Extracted records:
---*---

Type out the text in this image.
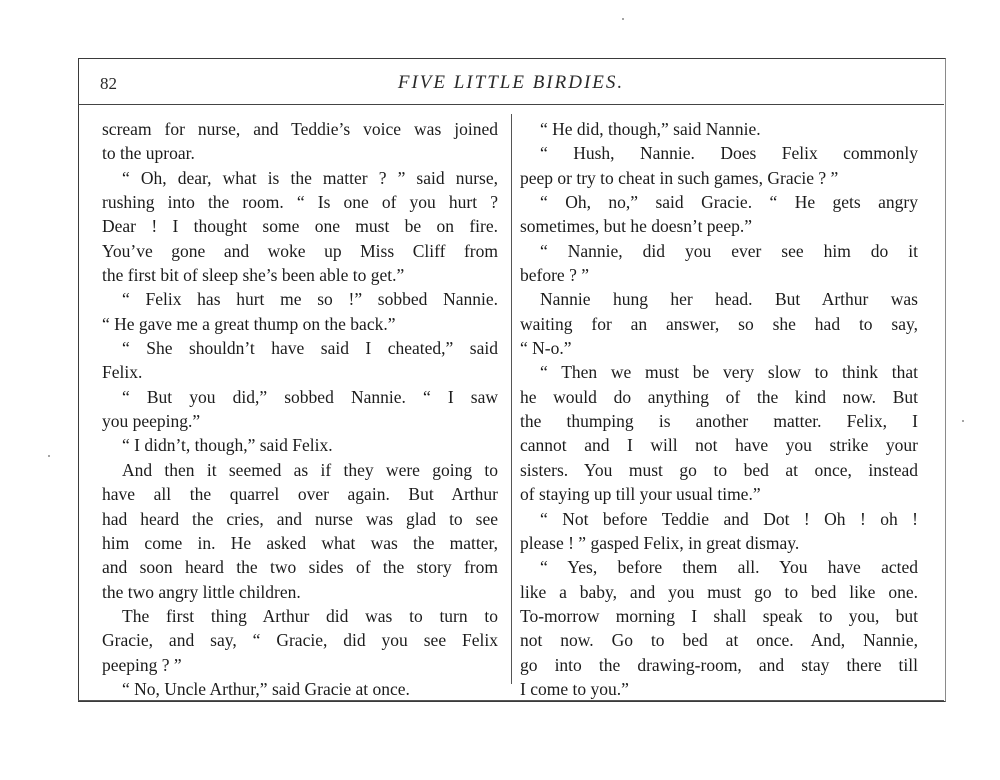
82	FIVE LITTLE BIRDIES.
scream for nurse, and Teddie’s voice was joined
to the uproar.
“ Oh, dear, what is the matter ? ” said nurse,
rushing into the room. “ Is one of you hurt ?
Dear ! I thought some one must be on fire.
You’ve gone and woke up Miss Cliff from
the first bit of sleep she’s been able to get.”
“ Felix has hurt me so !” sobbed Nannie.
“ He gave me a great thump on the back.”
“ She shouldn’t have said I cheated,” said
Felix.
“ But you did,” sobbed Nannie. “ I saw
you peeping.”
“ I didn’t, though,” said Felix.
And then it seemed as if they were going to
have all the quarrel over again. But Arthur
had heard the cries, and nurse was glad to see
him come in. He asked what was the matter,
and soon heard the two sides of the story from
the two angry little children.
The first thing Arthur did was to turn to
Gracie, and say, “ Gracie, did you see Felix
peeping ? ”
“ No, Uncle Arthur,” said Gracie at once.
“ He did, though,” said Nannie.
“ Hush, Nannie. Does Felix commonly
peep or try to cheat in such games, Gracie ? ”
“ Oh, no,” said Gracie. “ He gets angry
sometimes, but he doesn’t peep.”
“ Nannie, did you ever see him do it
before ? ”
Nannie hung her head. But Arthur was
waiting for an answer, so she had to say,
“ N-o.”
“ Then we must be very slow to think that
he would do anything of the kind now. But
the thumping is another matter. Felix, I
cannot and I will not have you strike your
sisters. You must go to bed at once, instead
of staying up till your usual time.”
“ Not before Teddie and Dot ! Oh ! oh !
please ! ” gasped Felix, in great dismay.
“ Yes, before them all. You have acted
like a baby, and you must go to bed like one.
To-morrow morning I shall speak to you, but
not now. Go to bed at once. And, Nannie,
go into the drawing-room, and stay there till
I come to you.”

---*---

▶ **Exercise instructions**: How many lines in the data contain the string "from"? Respond with the number only.

▶ **Task result**: 2